# START OF RECORDS PROVIDED

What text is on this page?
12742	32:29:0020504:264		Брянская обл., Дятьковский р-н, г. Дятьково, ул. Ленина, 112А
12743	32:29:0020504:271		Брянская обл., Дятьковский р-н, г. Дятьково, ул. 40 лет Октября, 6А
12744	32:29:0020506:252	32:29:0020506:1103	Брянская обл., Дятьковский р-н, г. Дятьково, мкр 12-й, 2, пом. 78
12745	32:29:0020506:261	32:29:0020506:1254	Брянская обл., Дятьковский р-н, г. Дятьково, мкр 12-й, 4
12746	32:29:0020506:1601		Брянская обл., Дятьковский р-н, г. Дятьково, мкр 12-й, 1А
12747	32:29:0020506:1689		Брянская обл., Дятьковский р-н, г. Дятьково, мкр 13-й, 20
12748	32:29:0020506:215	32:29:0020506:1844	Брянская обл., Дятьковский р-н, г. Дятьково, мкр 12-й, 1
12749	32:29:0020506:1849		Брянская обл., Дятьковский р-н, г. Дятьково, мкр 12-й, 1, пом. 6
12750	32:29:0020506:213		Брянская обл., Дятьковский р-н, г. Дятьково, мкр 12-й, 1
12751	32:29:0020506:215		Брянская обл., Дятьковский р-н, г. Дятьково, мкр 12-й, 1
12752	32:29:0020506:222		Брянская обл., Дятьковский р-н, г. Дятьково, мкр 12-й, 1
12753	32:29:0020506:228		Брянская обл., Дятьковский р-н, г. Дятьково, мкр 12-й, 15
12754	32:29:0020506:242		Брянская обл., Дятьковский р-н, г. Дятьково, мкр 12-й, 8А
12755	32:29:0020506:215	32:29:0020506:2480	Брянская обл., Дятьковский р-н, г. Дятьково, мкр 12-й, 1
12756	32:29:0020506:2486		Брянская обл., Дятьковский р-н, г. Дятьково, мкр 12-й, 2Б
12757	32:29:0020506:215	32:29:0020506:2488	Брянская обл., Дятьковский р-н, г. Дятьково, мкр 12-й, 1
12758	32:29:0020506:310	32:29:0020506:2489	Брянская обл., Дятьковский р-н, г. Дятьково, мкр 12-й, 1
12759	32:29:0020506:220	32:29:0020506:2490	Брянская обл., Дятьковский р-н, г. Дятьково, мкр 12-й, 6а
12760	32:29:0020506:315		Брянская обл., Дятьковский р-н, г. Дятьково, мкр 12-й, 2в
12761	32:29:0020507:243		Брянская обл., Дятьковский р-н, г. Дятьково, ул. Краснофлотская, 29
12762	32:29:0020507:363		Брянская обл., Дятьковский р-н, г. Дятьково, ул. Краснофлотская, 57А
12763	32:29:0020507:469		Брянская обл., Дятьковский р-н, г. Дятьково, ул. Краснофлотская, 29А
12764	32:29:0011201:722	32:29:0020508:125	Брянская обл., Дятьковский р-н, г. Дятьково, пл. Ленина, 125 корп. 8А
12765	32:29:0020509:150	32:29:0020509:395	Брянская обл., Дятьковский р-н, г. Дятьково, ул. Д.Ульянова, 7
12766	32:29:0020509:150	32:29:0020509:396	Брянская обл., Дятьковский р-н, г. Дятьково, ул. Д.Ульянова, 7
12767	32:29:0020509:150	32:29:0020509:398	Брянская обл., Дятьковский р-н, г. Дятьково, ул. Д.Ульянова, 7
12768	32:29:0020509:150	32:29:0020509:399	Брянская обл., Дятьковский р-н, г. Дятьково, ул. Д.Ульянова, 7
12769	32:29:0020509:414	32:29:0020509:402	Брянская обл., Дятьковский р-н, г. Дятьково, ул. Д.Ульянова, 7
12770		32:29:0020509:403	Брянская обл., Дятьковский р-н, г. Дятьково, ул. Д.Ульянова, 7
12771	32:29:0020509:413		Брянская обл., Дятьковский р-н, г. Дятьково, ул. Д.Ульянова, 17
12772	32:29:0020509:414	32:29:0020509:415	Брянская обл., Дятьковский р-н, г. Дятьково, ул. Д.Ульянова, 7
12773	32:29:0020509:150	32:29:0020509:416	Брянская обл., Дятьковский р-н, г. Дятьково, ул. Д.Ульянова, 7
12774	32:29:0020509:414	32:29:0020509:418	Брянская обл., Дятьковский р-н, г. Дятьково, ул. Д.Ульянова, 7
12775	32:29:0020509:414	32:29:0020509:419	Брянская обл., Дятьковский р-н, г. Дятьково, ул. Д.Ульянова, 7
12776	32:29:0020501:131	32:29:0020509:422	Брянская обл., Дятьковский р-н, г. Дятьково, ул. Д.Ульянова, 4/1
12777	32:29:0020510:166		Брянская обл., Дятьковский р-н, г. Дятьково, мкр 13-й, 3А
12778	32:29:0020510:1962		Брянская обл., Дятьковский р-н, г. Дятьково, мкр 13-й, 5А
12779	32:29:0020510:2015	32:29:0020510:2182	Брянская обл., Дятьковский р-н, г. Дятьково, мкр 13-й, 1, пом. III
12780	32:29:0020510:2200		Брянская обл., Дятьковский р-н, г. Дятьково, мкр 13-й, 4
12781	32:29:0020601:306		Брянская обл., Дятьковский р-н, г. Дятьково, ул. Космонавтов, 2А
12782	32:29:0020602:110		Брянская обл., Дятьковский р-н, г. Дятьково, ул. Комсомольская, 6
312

# END OF RECORDS PROVIDED

> _TASK REQUIREMENTS_
Repeat every line of the records above exactly.

> _SOLUTION BELOW_
What text is on this page?
12742	32:29:0020504:264		Брянская обл., Дятьковский р-н, г. Дятьково, ул. Ленина, 112А
12743	32:29:0020504:271		Брянская обл., Дятьковский р-н, г. Дятьково, ул. 40 лет Октября, 6А
12744	32:29:0020506:252	32:29:0020506:1103	Брянская обл., Дятьковский р-н, г. Дятьково, мкр 12-й, 2, пом. 78
12745	32:29:0020506:261	32:29:0020506:1254	Брянская обл., Дятьковский р-н, г. Дятьково, мкр 12-й, 4
12746	32:29:0020506:1601		Брянская обл., Дятьковский р-н, г. Дятьково, мкр 12-й, 1А
12747	32:29:0020506:1689		Брянская обл., Дятьковский р-н, г. Дятьково, мкр 13-й, 20
12748	32:29:0020506:215	32:29:0020506:1844	Брянская обл., Дятьковский р-н, г. Дятьково, мкр 12-й, 1
12749	32:29:0020506:1849		Брянская обл., Дятьковский р-н, г. Дятьково, мкр 12-й, 1, пом. 6
12750	32:29:0020506:213		Брянская обл., Дятьковский р-н, г. Дятьково, мкр 12-й, 1
12751	32:29:0020506:215		Брянская обл., Дятьковский р-н, г. Дятьково, мкр 12-й, 1
12752	32:29:0020506:222		Брянская обл., Дятьковский р-н, г. Дятьково, мкр 12-й, 1
12753	32:29:0020506:228		Брянская обл., Дятьковский р-н, г. Дятьково, мкр 12-й, 15
12754	32:29:0020506:242		Брянская обл., Дятьковский р-н, г. Дятьково, мкр 12-й, 8А
12755	32:29:0020506:215	32:29:0020506:2480	Брянская обл., Дятьковский р-н, г. Дятьково, мкр 12-й, 1
12756	32:29:0020506:2486		Брянская обл., Дятьковский р-н, г. Дятьково, мкр 12-й, 2Б
12757	32:29:0020506:215	32:29:0020506:2488	Брянская обл., Дятьковский р-н, г. Дятьково, мкр 12-й, 1
12758	32:29:0020506:310	32:29:0020506:2489	Брянская обл., Дятьковский р-н, г. Дятьково, мкр 12-й, 1
12759	32:29:0020506:220	32:29:0020506:2490	Брянская обл., Дятьковский р-н, г. Дятьково, мкр 12-й, 6а
12760	32:29:0020506:315		Брянская обл., Дятьковский р-н, г. Дятьково, мкр 12-й, 2в
12761	32:29:0020507:243		Брянская обл., Дятьковский р-н, г. Дятьково, ул. Краснофлотская, 29
12762	32:29:0020507:363		Брянская обл., Дятьковский р-н, г. Дятьково, ул. Краснофлотская, 57А
12763	32:29:0020507:469		Брянская обл., Дятьковский р-н, г. Дятьково, ул. Краснофлотская, 29А
12764	32:29:0011201:722	32:29:0020508:125	Брянская обл., Дятьковский р-н, г. Дятьково, пл. Ленина, 125 корп. 8А
12765	32:29:0020509:150	32:29:0020509:395	Брянская обл., Дятьковский р-н, г. Дятьково, ул. Д.Ульянова, 7
12766	32:29:0020509:150	32:29:0020509:396	Брянская обл., Дятьковский р-н, г. Дятьково, ул. Д.Ульянова, 7
12767	32:29:0020509:150	32:29:0020509:398	Брянская обл., Дятьковский р-н, г. Дятьково, ул. Д.Ульянова, 7
12768	32:29:0020509:150	32:29:0020509:399	Брянская обл., Дятьковский р-н, г. Дятьково, ул. Д.Ульянова, 7
12769	32:29:0020509:414	32:29:0020509:402	Брянская обл., Дятьковский р-н, г. Дятьково, ул. Д.Ульянова, 7
12770		32:29:0020509:403	Брянская обл., Дятьковский р-н, г. Дятьково, ул. Д.Ульянова, 7
12771	32:29:0020509:413		Брянская обл., Дятьковский р-н, г. Дятьково, ул. Д.Ульянова, 17
12772	32:29:0020509:414	32:29:0020509:415	Брянская обл., Дятьковский р-н, г. Дятьково, ул. Д.Ульянова, 7
12773	32:29:0020509:150	32:29:0020509:416	Брянская обл., Дятьковский р-н, г. Дятьково, ул. Д.Ульянова, 7
12774	32:29:0020509:414	32:29:0020509:418	Брянская обл., Дятьковский р-н, г. Дятьково, ул. Д.Ульянова, 7
12775	32:29:0020509:414	32:29:0020509:419	Брянская обл., Дятьковский р-н, г. Дятьково, ул. Д.Ульянова, 7
12776	32:29:0020501:131	32:29:0020509:422	Брянская обл., Дятьковский р-н, г. Дятьково, ул. Д.Ульянова, 4/1
12777	32:29:0020510:166		Брянская обл., Дятьковский р-н, г. Дятьково, мкр 13-й, 3А
12778	32:29:0020510:1962		Брянская обл., Дятьковский р-н, г. Дятьково, мкр 13-й, 5А
12779	32:29:0020510:2015	32:29:0020510:2182	Брянская обл., Дятьковский р-н, г. Дятьково, мкр 13-й, 1, пом. III
12780	32:29:0020510:2200		Брянская обл., Дятьковский р-н, г. Дятьково, мкр 13-й, 4
12781	32:29:0020601:306		Брянская обл., Дятьковский р-н, г. Дятьково, ул. Космонавтов, 2А
12782	32:29:0020602:110		Брянская обл., Дятьковский р-н, г. Дятьково, ул. Комсомольская, 6
312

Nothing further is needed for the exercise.